- _AIM_
Copy each line below exactly and leave the pictures out.

- _SOURCE RECORDS_
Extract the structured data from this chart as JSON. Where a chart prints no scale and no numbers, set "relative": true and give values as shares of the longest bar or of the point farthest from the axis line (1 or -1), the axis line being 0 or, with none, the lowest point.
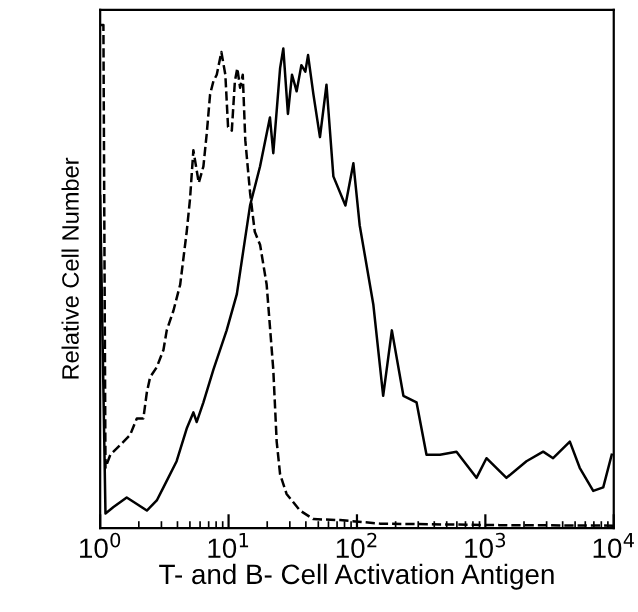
{
  "chart_data": {
    "type": "line",
    "relative": true,
    "xlabel": "T- and B- Cell Activation Antigen",
    "ylabel": "Relative Cell Number",
    "log": "x",
    "xlim": [
      1,
      10000
    ],
    "xticks": [
      {
        "value": 1,
        "label": "10$^{0}$"
      },
      {
        "value": 10,
        "label": "10$^{1}$"
      },
      {
        "value": 100,
        "label": "10$^{2}$"
      },
      {
        "value": 1000,
        "label": "10$^{3}$"
      },
      {
        "value": 10000,
        "label": "10$^{4}$"
      }
    ],
    "grid": false,
    "legend": false,
    "marker": "none",
    "series": [
      {
        "color": "#000000",
        "line_style": "dashed",
        "x": [
          1.0,
          1.06,
          1.1,
          1.2,
          1.43,
          1.71,
          1.93,
          2.17,
          2.31,
          2.45,
          2.76,
          3.11,
          3.3,
          3.72,
          4.2,
          4.72,
          5.01,
          5.32,
          5.86,
          6.37,
          6.76,
          7.18,
          7.62,
          8.09,
          8.79,
          9.44,
          9.91,
          10.6,
          11.2,
          11.7,
          12.3,
          12.9,
          13.5,
          14.7,
          16.0,
          17.6,
          19.8,
          22.3,
          23.7,
          25.2,
          28.3,
          36.0,
          45.8,
          73.8,
          151,
          1290,
          10000
        ],
        "values": [
          1.0,
          1.0,
          0.12,
          0.146,
          0.165,
          0.185,
          0.218,
          0.218,
          0.27,
          0.3,
          0.32,
          0.354,
          0.393,
          0.432,
          0.484,
          0.589,
          0.654,
          0.751,
          0.686,
          0.719,
          0.784,
          0.862,
          0.888,
          0.901,
          0.946,
          0.901,
          0.797,
          0.79,
          0.888,
          0.914,
          0.875,
          0.901,
          0.771,
          0.667,
          0.589,
          0.563,
          0.484,
          0.315,
          0.172,
          0.107,
          0.068,
          0.035,
          0.018,
          0.016,
          0.009,
          0.006,
          0.005
        ]
      },
      {
        "color": "#000000",
        "line_style": "solid",
        "x": [
          1.0,
          1.1,
          1.27,
          1.61,
          1.93,
          2.31,
          2.76,
          3.11,
          3.94,
          4.72,
          5.32,
          5.65,
          6.37,
          7.62,
          9.66,
          11.6,
          13.0,
          14.7,
          17.6,
          21.0,
          22.3,
          25.2,
          26.7,
          29.0,
          31.2,
          33.9,
          36.9,
          39.6,
          41.6,
          45.8,
          51.5,
          57.9,
          65.5,
          81.3,
          93.8,
          105,
          134,
          160,
          187,
          230,
          291,
          348,
          443,
          596,
          853,
          1020,
          1460,
          2090,
          2820,
          3370,
          4550,
          5430,
          6920,
          8280,
          9640
        ],
        "values": [
          0.66,
          0.029,
          0.042,
          0.061,
          0.048,
          0.035,
          0.055,
          0.081,
          0.133,
          0.198,
          0.23,
          0.211,
          0.25,
          0.315,
          0.393,
          0.465,
          0.55,
          0.641,
          0.719,
          0.816,
          0.745,
          0.914,
          0.953,
          0.823,
          0.901,
          0.868,
          0.92,
          0.907,
          0.94,
          0.862,
          0.777,
          0.881,
          0.699,
          0.641,
          0.725,
          0.602,
          0.445,
          0.263,
          0.393,
          0.263,
          0.25,
          0.146,
          0.146,
          0.152,
          0.1,
          0.139,
          0.1,
          0.133,
          0.152,
          0.139,
          0.172,
          0.12,
          0.074,
          0.081,
          0.146
        ]
      }
    ]
  }
}
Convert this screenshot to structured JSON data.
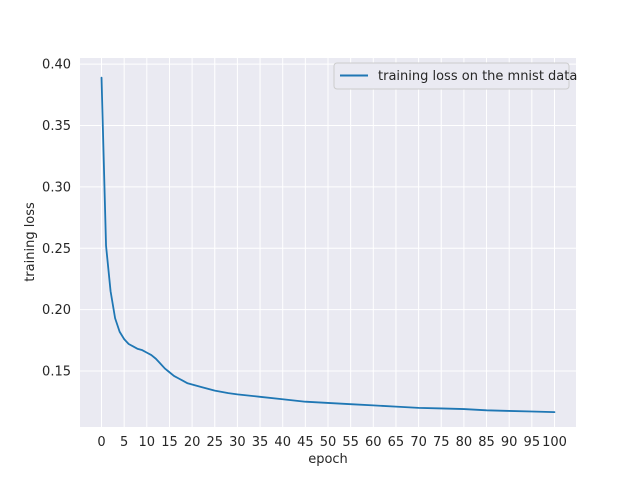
{
  "chart_data": {
    "type": "line",
    "title": "",
    "xlabel": "epoch",
    "ylabel": "training loss",
    "xlim": [
      -4.75,
      104.75
    ],
    "ylim": [
      0.1044,
      0.405
    ],
    "xticks": [
      0,
      5,
      10,
      15,
      20,
      25,
      30,
      35,
      40,
      45,
      50,
      55,
      60,
      65,
      70,
      75,
      80,
      85,
      90,
      95,
      100
    ],
    "yticks": [
      0.15,
      0.2,
      0.25,
      0.3,
      0.35,
      0.4
    ],
    "ytick_labels": [
      "0.15",
      "0.20",
      "0.25",
      "0.30",
      "0.35",
      "0.40"
    ],
    "grid": true,
    "legend_position": "top-right",
    "series": [
      {
        "name": "training loss on the mnist data",
        "color": "#1f77b4",
        "x": [
          0,
          1,
          2,
          3,
          4,
          5,
          6,
          7,
          8,
          9,
          10,
          11,
          12,
          13,
          14,
          15,
          16,
          17,
          18,
          19,
          20,
          22,
          25,
          28,
          30,
          35,
          40,
          45,
          50,
          55,
          60,
          65,
          70,
          75,
          80,
          85,
          90,
          95,
          100
        ],
        "y": [
          0.389,
          0.252,
          0.215,
          0.193,
          0.182,
          0.176,
          0.172,
          0.17,
          0.168,
          0.167,
          0.165,
          0.163,
          0.16,
          0.156,
          0.152,
          0.149,
          0.146,
          0.144,
          0.142,
          0.14,
          0.139,
          0.137,
          0.134,
          0.132,
          0.131,
          0.129,
          0.127,
          0.125,
          0.124,
          0.123,
          0.122,
          0.121,
          0.12,
          0.1195,
          0.119,
          0.118,
          0.1175,
          0.117,
          0.1165
        ]
      }
    ]
  }
}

- _ANSWER TO THIS PROBLEM_
Extract the structured data from this chart as JSON. Where a chart prints no scale and no numbers, set "relative": true and give values as shares of the longest bar or of the point farthest from the axis line (1 or -1), the axis line being 0 or, with none, the lowest point.
{
  "chart_data": {
    "type": "line",
    "relative": true,
    "xlabel": "T- and B- Cell Activation Antigen",
    "ylabel": "Relative Cell Number",
    "log": "x",
    "xlim": [
      1,
      10000
    ],
    "xticks": [
      {
        "value": 1,
        "label": "10$^{0}$"
      },
      {
        "value": 10,
        "label": "10$^{1}$"
      },
      {
        "value": 100,
        "label": "10$^{2}$"
      },
      {
        "value": 1000,
        "label": "10$^{3}$"
      },
      {
        "value": 10000,
        "label": "10$^{4}$"
      }
    ],
    "grid": false,
    "legend": false,
    "marker": "none",
    "series": [
      {
        "color": "#000000",
        "line_style": "dashed",
        "x": [
          1.0,
          1.06,
          1.1,
          1.2,
          1.43,
          1.71,
          1.93,
          2.17,
          2.31,
          2.45,
          2.76,
          3.11,
          3.3,
          3.72,
          4.2,
          4.72,
          5.01,
          5.32,
          5.86,
          6.37,
          6.76,
          7.18,
          7.62,
          8.09,
          8.79,
          9.44,
          9.91,
          10.6,
          11.2,
          11.7,
          12.3,
          12.9,
          13.5,
          14.7,
          16.0,
          17.6,
          19.8,
          22.3,
          23.7,
          25.2,
          28.3,
          36.0,
          45.8,
          73.8,
          151,
          1290,
          10000
        ],
        "values": [
          1.0,
          1.0,
          0.12,
          0.146,
          0.165,
          0.185,
          0.218,
          0.218,
          0.27,
          0.3,
          0.32,
          0.354,
          0.393,
          0.432,
          0.484,
          0.589,
          0.654,
          0.751,
          0.686,
          0.719,
          0.784,
          0.862,
          0.888,
          0.901,
          0.946,
          0.901,
          0.797,
          0.79,
          0.888,
          0.914,
          0.875,
          0.901,
          0.771,
          0.667,
          0.589,
          0.563,
          0.484,
          0.315,
          0.172,
          0.107,
          0.068,
          0.035,
          0.018,
          0.016,
          0.009,
          0.006,
          0.005
        ]
      },
      {
        "color": "#000000",
        "line_style": "solid",
        "x": [
          1.0,
          1.1,
          1.27,
          1.61,
          1.93,
          2.31,
          2.76,
          3.11,
          3.94,
          4.72,
          5.32,
          5.65,
          6.37,
          7.62,
          9.66,
          11.6,
          13.0,
          14.7,
          17.6,
          21.0,
          22.3,
          25.2,
          26.7,
          29.0,
          31.2,
          33.9,
          36.9,
          39.6,
          41.6,
          45.8,
          51.5,
          57.9,
          65.5,
          81.3,
          93.8,
          105,
          134,
          160,
          187,
          230,
          291,
          348,
          443,
          596,
          853,
          1020,
          1460,
          2090,
          2820,
          3370,
          4550,
          5430,
          6920,
          8280,
          9640
        ],
        "values": [
          0.66,
          0.029,
          0.042,
          0.061,
          0.048,
          0.035,
          0.055,
          0.081,
          0.133,
          0.198,
          0.23,
          0.211,
          0.25,
          0.315,
          0.393,
          0.465,
          0.55,
          0.641,
          0.719,
          0.816,
          0.745,
          0.914,
          0.953,
          0.823,
          0.901,
          0.868,
          0.92,
          0.907,
          0.94,
          0.862,
          0.777,
          0.881,
          0.699,
          0.641,
          0.725,
          0.602,
          0.445,
          0.263,
          0.393,
          0.263,
          0.25,
          0.146,
          0.146,
          0.152,
          0.1,
          0.139,
          0.1,
          0.133,
          0.152,
          0.139,
          0.172,
          0.12,
          0.074,
          0.081,
          0.146
        ]
      }
    ]
  }
}
Convert this screenshot to structured JSON data.
{
  "chart_data": {
    "type": "line",
    "title": "",
    "xlabel": "epoch",
    "ylabel": "training loss",
    "xlim": [
      -4.75,
      104.75
    ],
    "ylim": [
      0.1044,
      0.405
    ],
    "xticks": [
      0,
      5,
      10,
      15,
      20,
      25,
      30,
      35,
      40,
      45,
      50,
      55,
      60,
      65,
      70,
      75,
      80,
      85,
      90,
      95,
      100
    ],
    "yticks": [
      0.15,
      0.2,
      0.25,
      0.3,
      0.35,
      0.4
    ],
    "ytick_labels": [
      "0.15",
      "0.20",
      "0.25",
      "0.30",
      "0.35",
      "0.40"
    ],
    "grid": true,
    "legend_position": "top-right",
    "series": [
      {
        "name": "training loss on the mnist data",
        "color": "#1f77b4",
        "x": [
          0,
          1,
          2,
          3,
          4,
          5,
          6,
          7,
          8,
          9,
          10,
          11,
          12,
          13,
          14,
          15,
          16,
          17,
          18,
          19,
          20,
          22,
          25,
          28,
          30,
          35,
          40,
          45,
          50,
          55,
          60,
          65,
          70,
          75,
          80,
          85,
          90,
          95,
          100
        ],
        "y": [
          0.389,
          0.252,
          0.215,
          0.193,
          0.182,
          0.176,
          0.172,
          0.17,
          0.168,
          0.167,
          0.165,
          0.163,
          0.16,
          0.156,
          0.152,
          0.149,
          0.146,
          0.144,
          0.142,
          0.14,
          0.139,
          0.137,
          0.134,
          0.132,
          0.131,
          0.129,
          0.127,
          0.125,
          0.124,
          0.123,
          0.122,
          0.121,
          0.12,
          0.1195,
          0.119,
          0.118,
          0.1175,
          0.117,
          0.1165
        ]
      }
    ]
  }
}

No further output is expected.